Data extracted from a collection:

## begin

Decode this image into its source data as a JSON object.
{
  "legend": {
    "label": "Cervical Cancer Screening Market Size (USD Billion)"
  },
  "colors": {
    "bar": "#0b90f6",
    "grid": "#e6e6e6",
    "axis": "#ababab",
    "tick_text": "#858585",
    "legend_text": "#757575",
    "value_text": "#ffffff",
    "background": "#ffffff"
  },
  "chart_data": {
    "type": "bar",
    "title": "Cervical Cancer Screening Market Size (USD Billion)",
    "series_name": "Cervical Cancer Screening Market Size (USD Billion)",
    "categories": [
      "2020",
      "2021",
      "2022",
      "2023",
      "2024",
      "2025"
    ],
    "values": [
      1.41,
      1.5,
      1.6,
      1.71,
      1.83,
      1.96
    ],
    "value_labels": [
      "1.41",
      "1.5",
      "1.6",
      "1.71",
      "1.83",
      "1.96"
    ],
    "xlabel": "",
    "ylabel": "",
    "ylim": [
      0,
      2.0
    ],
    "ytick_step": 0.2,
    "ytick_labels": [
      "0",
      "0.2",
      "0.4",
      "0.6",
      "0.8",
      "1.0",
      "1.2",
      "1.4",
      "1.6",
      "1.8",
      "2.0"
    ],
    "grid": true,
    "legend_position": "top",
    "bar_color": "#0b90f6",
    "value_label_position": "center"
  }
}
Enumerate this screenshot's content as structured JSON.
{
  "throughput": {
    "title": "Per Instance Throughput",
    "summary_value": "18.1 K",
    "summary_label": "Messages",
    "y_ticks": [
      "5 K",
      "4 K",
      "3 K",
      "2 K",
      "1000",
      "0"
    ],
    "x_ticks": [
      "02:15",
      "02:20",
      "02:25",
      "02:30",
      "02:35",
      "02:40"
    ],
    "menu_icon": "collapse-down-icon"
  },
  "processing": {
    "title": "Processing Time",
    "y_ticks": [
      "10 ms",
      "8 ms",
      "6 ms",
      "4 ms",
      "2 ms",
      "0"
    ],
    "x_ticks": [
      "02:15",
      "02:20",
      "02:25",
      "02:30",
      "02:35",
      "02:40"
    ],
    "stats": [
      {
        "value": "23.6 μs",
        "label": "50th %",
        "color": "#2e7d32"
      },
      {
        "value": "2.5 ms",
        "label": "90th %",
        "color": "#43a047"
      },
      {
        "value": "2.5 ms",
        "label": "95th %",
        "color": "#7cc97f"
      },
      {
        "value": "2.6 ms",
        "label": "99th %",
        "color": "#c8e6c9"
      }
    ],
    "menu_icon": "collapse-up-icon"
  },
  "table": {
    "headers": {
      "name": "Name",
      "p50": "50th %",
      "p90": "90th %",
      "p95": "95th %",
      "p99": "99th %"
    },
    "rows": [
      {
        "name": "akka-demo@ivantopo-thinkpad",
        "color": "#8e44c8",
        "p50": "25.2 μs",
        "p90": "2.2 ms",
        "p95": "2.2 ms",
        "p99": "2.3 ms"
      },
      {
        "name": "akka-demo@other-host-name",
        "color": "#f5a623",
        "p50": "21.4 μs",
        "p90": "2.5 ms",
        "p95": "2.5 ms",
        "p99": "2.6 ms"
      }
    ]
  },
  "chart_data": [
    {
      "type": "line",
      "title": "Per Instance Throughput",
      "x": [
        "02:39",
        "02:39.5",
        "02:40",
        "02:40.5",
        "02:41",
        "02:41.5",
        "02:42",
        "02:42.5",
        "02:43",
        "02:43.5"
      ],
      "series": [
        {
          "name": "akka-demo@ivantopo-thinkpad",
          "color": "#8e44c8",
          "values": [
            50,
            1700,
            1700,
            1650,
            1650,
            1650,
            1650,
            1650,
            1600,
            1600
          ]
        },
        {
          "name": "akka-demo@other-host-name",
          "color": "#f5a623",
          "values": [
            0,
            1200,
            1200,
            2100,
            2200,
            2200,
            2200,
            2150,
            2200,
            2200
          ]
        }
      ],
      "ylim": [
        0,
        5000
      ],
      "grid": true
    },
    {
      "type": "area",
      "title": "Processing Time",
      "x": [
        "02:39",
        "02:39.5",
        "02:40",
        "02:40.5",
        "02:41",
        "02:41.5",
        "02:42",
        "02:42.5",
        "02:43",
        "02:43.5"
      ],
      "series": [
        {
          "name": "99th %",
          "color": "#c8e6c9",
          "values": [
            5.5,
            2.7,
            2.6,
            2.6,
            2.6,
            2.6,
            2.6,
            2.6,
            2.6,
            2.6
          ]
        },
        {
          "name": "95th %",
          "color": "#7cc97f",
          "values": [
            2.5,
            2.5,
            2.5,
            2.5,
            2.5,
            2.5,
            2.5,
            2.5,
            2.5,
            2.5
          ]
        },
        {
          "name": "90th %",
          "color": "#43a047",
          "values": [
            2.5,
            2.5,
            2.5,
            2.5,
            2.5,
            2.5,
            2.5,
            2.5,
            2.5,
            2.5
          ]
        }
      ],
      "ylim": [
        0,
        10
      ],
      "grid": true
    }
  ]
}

## end

Aim - Extract every entry in the listing word for word.

The completed task -
Decode this image into its source data as a JSON object.
{
  "legend": {
    "label": "Cervical Cancer Screening Market Size (USD Billion)"
  },
  "colors": {
    "bar": "#0b90f6",
    "grid": "#e6e6e6",
    "axis": "#ababab",
    "tick_text": "#858585",
    "legend_text": "#757575",
    "value_text": "#ffffff",
    "background": "#ffffff"
  },
  "chart_data": {
    "type": "bar",
    "title": "Cervical Cancer Screening Market Size (USD Billion)",
    "series_name": "Cervical Cancer Screening Market Size (USD Billion)",
    "categories": [
      "2020",
      "2021",
      "2022",
      "2023",
      "2024",
      "2025"
    ],
    "values": [
      1.41,
      1.5,
      1.6,
      1.71,
      1.83,
      1.96
    ],
    "value_labels": [
      "1.41",
      "1.5",
      "1.6",
      "1.71",
      "1.83",
      "1.96"
    ],
    "xlabel": "",
    "ylabel": "",
    "ylim": [
      0,
      2.0
    ],
    "ytick_step": 0.2,
    "ytick_labels": [
      "0",
      "0.2",
      "0.4",
      "0.6",
      "0.8",
      "1.0",
      "1.2",
      "1.4",
      "1.6",
      "1.8",
      "2.0"
    ],
    "grid": true,
    "legend_position": "top",
    "bar_color": "#0b90f6",
    "value_label_position": "center"
  }
}
Enumerate this screenshot's content as structured JSON.
{
  "throughput": {
    "title": "Per Instance Throughput",
    "summary_value": "18.1 K",
    "summary_label": "Messages",
    "y_ticks": [
      "5 K",
      "4 K",
      "3 K",
      "2 K",
      "1000",
      "0"
    ],
    "x_ticks": [
      "02:15",
      "02:20",
      "02:25",
      "02:30",
      "02:35",
      "02:40"
    ],
    "menu_icon": "collapse-down-icon"
  },
  "processing": {
    "title": "Processing Time",
    "y_ticks": [
      "10 ms",
      "8 ms",
      "6 ms",
      "4 ms",
      "2 ms",
      "0"
    ],
    "x_ticks": [
      "02:15",
      "02:20",
      "02:25",
      "02:30",
      "02:35",
      "02:40"
    ],
    "stats": [
      {
        "value": "23.6 μs",
        "label": "50th %",
        "color": "#2e7d32"
      },
      {
        "value": "2.5 ms",
        "label": "90th %",
        "color": "#43a047"
      },
      {
        "value": "2.5 ms",
        "label": "95th %",
        "color": "#7cc97f"
      },
      {
        "value": "2.6 ms",
        "label": "99th %",
        "color": "#c8e6c9"
      }
    ],
    "menu_icon": "collapse-up-icon"
  },
  "table": {
    "headers": {
      "name": "Name",
      "p50": "50th %",
      "p90": "90th %",
      "p95": "95th %",
      "p99": "99th %"
    },
    "rows": [
      {
        "name": "akka-demo@ivantopo-thinkpad",
        "color": "#8e44c8",
        "p50": "25.2 μs",
        "p90": "2.2 ms",
        "p95": "2.2 ms",
        "p99": "2.3 ms"
      },
      {
        "name": "akka-demo@other-host-name",
        "color": "#f5a623",
        "p50": "21.4 μs",
        "p90": "2.5 ms",
        "p95": "2.5 ms",
        "p99": "2.6 ms"
      }
    ]
  },
  "chart_data": [
    {
      "type": "line",
      "title": "Per Instance Throughput",
      "x": [
        "02:39",
        "02:39.5",
        "02:40",
        "02:40.5",
        "02:41",
        "02:41.5",
        "02:42",
        "02:42.5",
        "02:43",
        "02:43.5"
      ],
      "series": [
        {
          "name": "akka-demo@ivantopo-thinkpad",
          "color": "#8e44c8",
          "values": [
            50,
            1700,
            1700,
            1650,
            1650,
            1650,
            1650,
            1650,
            1600,
            1600
          ]
        },
        {
          "name": "akka-demo@other-host-name",
          "color": "#f5a623",
          "values": [
            0,
            1200,
            1200,
            2100,
            2200,
            2200,
            2200,
            2150,
            2200,
            2200
          ]
        }
      ],
      "ylim": [
        0,
        5000
      ],
      "grid": true
    },
    {
      "type": "area",
      "title": "Processing Time",
      "x": [
        "02:39",
        "02:39.5",
        "02:40",
        "02:40.5",
        "02:41",
        "02:41.5",
        "02:42",
        "02:42.5",
        "02:43",
        "02:43.5"
      ],
      "series": [
        {
          "name": "99th %",
          "color": "#c8e6c9",
          "values": [
            5.5,
            2.7,
            2.6,
            2.6,
            2.6,
            2.6,
            2.6,
            2.6,
            2.6,
            2.6
          ]
        },
        {
          "name": "95th %",
          "color": "#7cc97f",
          "values": [
            2.5,
            2.5,
            2.5,
            2.5,
            2.5,
            2.5,
            2.5,
            2.5,
            2.5,
            2.5
          ]
        },
        {
          "name": "90th %",
          "color": "#43a047",
          "values": [
            2.5,
            2.5,
            2.5,
            2.5,
            2.5,
            2.5,
            2.5,
            2.5,
            2.5,
            2.5
          ]
        }
      ],
      "ylim": [
        0,
        10
      ],
      "grid": true
    }
  ]
}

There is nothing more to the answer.